EXERCISE DESCRIPTION: Where a line contains the word "点击查看", copy that line in full.

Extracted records
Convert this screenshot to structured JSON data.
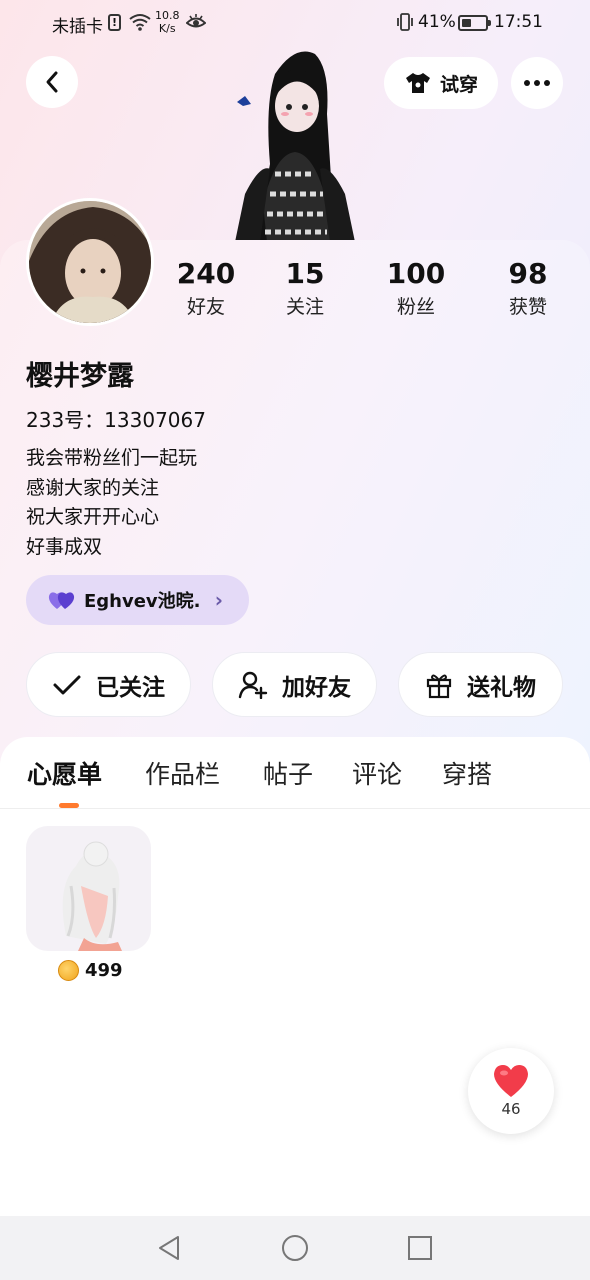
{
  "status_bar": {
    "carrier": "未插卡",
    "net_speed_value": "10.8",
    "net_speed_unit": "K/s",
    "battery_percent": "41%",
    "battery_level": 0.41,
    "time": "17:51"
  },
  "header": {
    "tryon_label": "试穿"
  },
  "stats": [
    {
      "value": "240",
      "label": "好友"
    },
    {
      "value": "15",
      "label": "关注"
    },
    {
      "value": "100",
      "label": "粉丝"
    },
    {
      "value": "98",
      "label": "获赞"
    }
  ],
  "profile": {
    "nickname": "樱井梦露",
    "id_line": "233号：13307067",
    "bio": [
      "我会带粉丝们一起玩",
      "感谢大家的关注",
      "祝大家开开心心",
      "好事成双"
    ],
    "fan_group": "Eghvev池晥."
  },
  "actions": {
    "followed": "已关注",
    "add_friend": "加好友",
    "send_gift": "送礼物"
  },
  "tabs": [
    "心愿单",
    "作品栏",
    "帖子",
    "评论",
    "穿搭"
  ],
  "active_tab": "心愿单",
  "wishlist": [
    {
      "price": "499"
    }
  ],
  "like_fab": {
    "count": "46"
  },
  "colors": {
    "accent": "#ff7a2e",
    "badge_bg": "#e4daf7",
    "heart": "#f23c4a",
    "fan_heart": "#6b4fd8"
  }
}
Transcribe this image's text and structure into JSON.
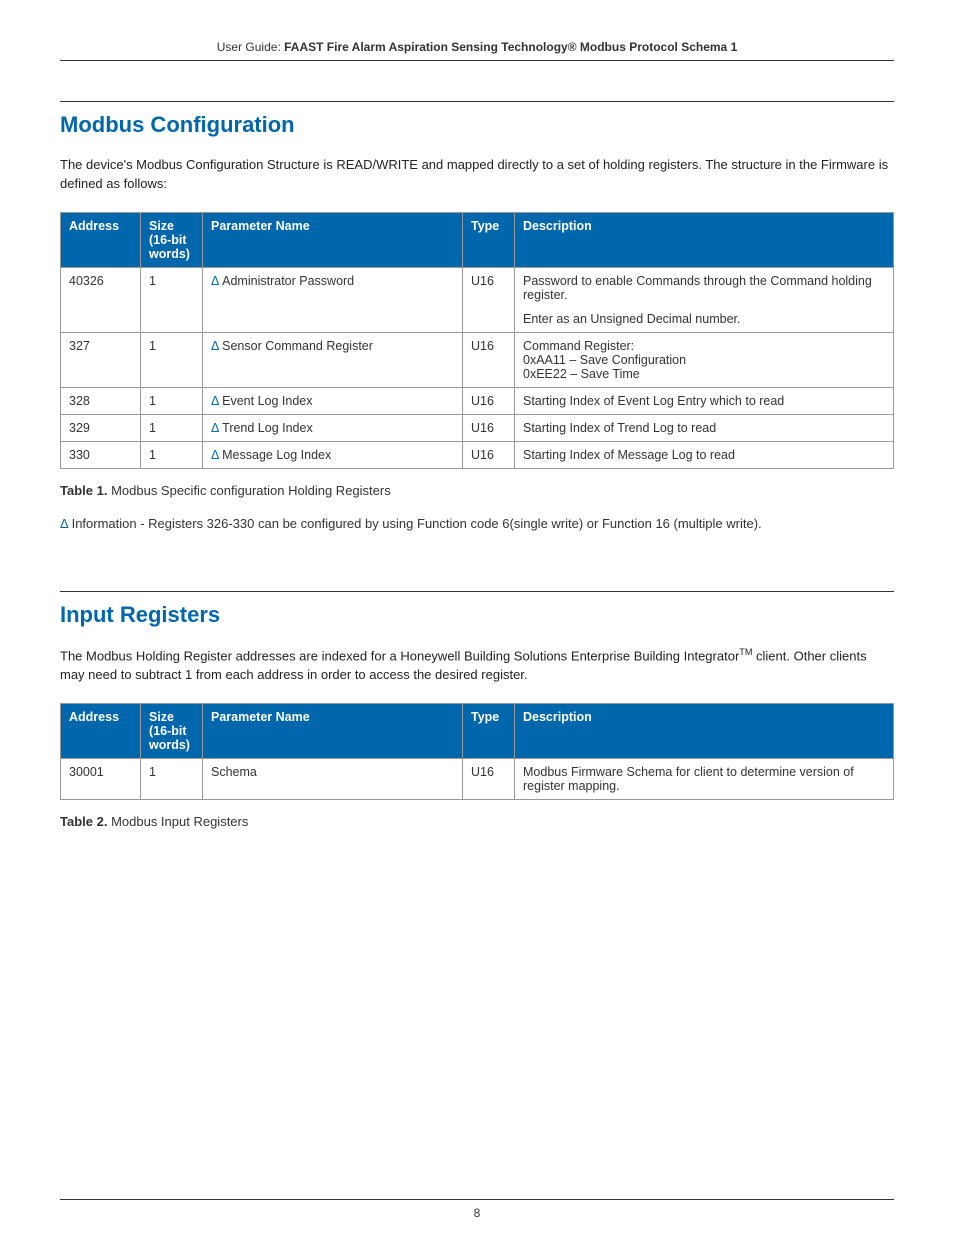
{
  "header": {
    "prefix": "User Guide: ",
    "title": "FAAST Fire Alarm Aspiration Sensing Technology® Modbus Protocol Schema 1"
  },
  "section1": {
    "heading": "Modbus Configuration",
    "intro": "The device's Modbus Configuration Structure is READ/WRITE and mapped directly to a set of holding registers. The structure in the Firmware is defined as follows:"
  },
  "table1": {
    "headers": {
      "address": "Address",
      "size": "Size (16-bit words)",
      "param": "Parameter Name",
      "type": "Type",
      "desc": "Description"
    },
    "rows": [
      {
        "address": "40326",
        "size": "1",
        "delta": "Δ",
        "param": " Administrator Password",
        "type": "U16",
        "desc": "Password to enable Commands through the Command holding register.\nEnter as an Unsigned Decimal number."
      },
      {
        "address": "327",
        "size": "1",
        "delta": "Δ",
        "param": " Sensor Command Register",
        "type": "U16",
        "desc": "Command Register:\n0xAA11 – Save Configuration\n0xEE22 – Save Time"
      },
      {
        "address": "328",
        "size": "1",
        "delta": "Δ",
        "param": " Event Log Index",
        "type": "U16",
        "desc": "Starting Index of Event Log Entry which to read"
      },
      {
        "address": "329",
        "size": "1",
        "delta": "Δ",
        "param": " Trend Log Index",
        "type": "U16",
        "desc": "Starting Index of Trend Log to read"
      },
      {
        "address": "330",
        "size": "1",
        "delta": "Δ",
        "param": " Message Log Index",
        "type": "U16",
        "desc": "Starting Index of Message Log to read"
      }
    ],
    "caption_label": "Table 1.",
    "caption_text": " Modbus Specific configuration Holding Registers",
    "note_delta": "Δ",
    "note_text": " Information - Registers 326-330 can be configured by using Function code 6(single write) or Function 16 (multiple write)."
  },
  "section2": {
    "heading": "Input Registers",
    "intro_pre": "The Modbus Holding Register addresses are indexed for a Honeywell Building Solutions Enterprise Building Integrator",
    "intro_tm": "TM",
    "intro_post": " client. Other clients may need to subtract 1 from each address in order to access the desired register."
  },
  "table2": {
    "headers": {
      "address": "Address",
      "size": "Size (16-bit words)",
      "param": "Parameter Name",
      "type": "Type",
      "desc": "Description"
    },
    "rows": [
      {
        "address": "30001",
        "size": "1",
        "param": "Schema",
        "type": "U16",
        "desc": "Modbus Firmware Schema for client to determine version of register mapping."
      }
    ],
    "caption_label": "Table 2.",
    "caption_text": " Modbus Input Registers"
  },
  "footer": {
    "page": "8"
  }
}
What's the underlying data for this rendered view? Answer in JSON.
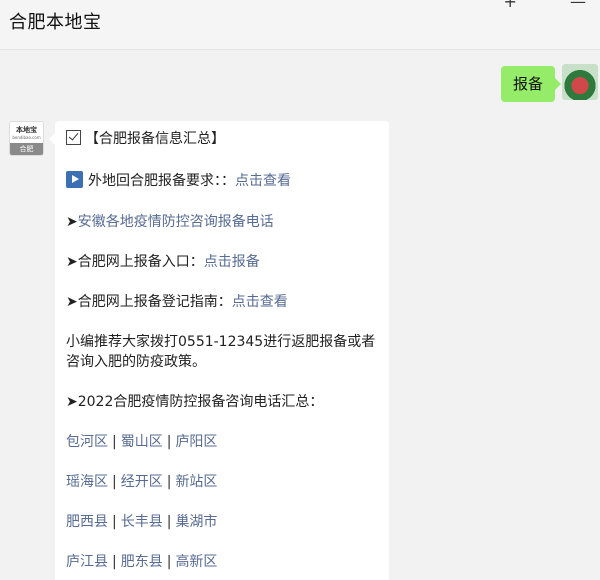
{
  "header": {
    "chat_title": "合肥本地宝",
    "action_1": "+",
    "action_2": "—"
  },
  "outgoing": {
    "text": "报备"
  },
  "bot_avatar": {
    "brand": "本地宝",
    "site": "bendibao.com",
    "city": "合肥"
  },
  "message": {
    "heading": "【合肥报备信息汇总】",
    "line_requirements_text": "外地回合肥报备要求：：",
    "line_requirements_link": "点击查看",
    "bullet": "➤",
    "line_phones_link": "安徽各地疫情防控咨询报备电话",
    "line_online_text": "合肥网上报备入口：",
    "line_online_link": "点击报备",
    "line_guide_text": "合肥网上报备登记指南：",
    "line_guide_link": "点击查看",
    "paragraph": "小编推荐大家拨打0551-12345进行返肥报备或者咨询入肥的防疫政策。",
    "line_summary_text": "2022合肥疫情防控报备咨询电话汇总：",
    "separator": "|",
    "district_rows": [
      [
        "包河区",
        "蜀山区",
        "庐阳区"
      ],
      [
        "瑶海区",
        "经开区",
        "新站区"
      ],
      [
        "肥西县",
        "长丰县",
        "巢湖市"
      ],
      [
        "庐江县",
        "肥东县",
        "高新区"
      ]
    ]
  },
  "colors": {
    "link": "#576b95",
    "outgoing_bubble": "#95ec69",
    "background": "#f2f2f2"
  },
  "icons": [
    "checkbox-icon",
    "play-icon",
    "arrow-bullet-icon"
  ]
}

ANSWER BELOW:
    "line_requirements_link": "点击查看",
    "line_guide_link": "点击查看",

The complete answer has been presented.